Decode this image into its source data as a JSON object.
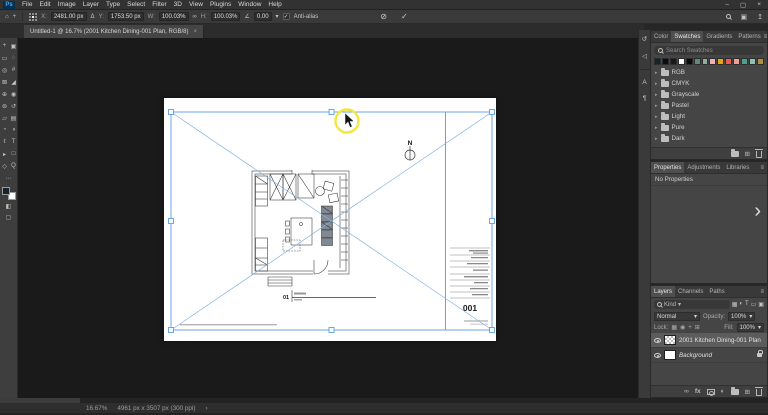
{
  "app": {
    "logo_text": "Ps",
    "minimize": "–",
    "restore": "▢",
    "close": "×"
  },
  "menubar": {
    "items": [
      "File",
      "Edit",
      "Image",
      "Layer",
      "Type",
      "Select",
      "Filter",
      "3D",
      "View",
      "Plugins",
      "Window",
      "Help"
    ]
  },
  "options": {
    "home_glyph": "⌂",
    "tool_glyph": "+",
    "caret": "▾",
    "x_label": "X:",
    "x_value": "2481.00 px",
    "delta_glyph": "Δ",
    "y_label": "Y:",
    "y_value": "1753.50 px",
    "w_label": "W:",
    "w_value": "100.03%",
    "link_glyph": "∞",
    "h_label": "H:",
    "h_value": "100.03%",
    "angle_glyph": "∠",
    "angle_value": "0.00",
    "antialias_check": "✓",
    "antialias_label": "Anti-alias",
    "cancel_glyph": "⊘",
    "commit_glyph": "✓",
    "workspace_glyph": "▣",
    "share_glyph": "↥"
  },
  "document_tab": {
    "title": "Untitled-1 @ 16.7% (2001 Kitchen Dining-001 Plan, RGB/8)",
    "close_glyph": "×"
  },
  "tools": {
    "items": [
      {
        "name": "move",
        "glyph": "+"
      },
      {
        "name": "artboard",
        "glyph": "▣"
      },
      {
        "name": "marquee",
        "glyph": "▭"
      },
      {
        "name": "lasso",
        "glyph": "◌"
      },
      {
        "name": "quick-selection",
        "glyph": "◎"
      },
      {
        "name": "crop",
        "glyph": "#"
      },
      {
        "name": "frame",
        "glyph": "⊠"
      },
      {
        "name": "eyedropper",
        "glyph": "◢"
      },
      {
        "name": "healing-brush",
        "glyph": "⊕"
      },
      {
        "name": "brush",
        "glyph": "◉"
      },
      {
        "name": "clone-stamp",
        "glyph": "⊚"
      },
      {
        "name": "history-brush",
        "glyph": "↺"
      },
      {
        "name": "eraser",
        "glyph": "▱"
      },
      {
        "name": "gradient",
        "glyph": "▤"
      },
      {
        "name": "blur",
        "glyph": "◔"
      },
      {
        "name": "dodge",
        "glyph": "◑"
      },
      {
        "name": "pen",
        "glyph": "ℓ"
      },
      {
        "name": "type",
        "glyph": "T"
      },
      {
        "name": "path-selection",
        "glyph": "▸"
      },
      {
        "name": "shape",
        "glyph": "□"
      },
      {
        "name": "hand",
        "glyph": "◇"
      },
      {
        "name": "zoom",
        "glyph": "Q"
      }
    ],
    "ellipsis": "⋯",
    "quick_mask": "◧",
    "screen_mode": "▢",
    "foreground_color": "#16242e",
    "background_color": "#ffffff"
  },
  "canvas": {
    "north_label": "N",
    "detail_number": "01",
    "sheet_number": "001",
    "transform_accent": "#66a9ea",
    "highlight_color": "#f2e73c"
  },
  "collapsed_panels": {
    "items": [
      {
        "name": "history",
        "glyph": "↺"
      },
      {
        "name": "notes",
        "glyph": "◁"
      },
      {
        "name": "character",
        "glyph": "A"
      },
      {
        "name": "paragraph",
        "glyph": "¶"
      }
    ]
  },
  "swatches_panel": {
    "tabs": [
      "Color",
      "Swatches",
      "Gradients",
      "Patterns"
    ],
    "menu_glyph": "≡",
    "search_placeholder": "Search Swatches",
    "colors": [
      "#16232b",
      "#0a0d10",
      "#181b1e",
      "#ffffff",
      "#0b0b0b",
      "#5f8a74",
      "#8fae9b",
      "#f2b1b6",
      "#e3a612",
      "#ef5a4e",
      "#efa193",
      "#4fa08f",
      "#8cc3b4",
      "#b28f3e"
    ],
    "folders": [
      "RGB",
      "CMYK",
      "Grayscale",
      "Pastel",
      "Light",
      "Pure",
      "Dark"
    ],
    "folder_caret": "▸",
    "new_glyph": "⊞"
  },
  "properties_panel": {
    "tabs": [
      "Properties",
      "Adjustments",
      "Libraries"
    ],
    "menu_glyph": "≡",
    "empty_text": "No Properties",
    "expand_glyph": "›"
  },
  "layers_panel": {
    "tabs": [
      "Layers",
      "Channels",
      "Paths"
    ],
    "menu_glyph": "≡",
    "filter_label": "Kind",
    "filter_caret": "▾",
    "filter_icons": [
      "▦",
      "◐",
      "T",
      "▭",
      "▣"
    ],
    "blend_mode": "Normal",
    "opacity_label": "Opacity:",
    "opacity_value": "100%",
    "lock_label": "Lock:",
    "lock_icons": [
      "▦",
      "◉",
      "+",
      "⊞"
    ],
    "fill_label": "Fill:",
    "fill_value": "100%",
    "layers": [
      {
        "name": "2001 Kitchen Dining-001 Plan"
      },
      {
        "name": "Background"
      }
    ],
    "footer": {
      "link": "∞",
      "fx": "fx",
      "adjustment": "◐",
      "new": "⊞"
    }
  },
  "status_bar": {
    "zoom": "16.67%",
    "doc_info": "4961 px x 3507 px (300 ppi)",
    "caret": "›"
  }
}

━━━━━━━━━━━━━━━━━━━━━━━━━━━━━━

Pick out, from the lines above, every one that contains the string "Plan".

| Task output |
    "title": "Untitled-1 @ 16.7% (2001 Kitchen Dining-001 Plan, RGB/8)",
        "name": "2001 Kitchen Dining-001 Plan"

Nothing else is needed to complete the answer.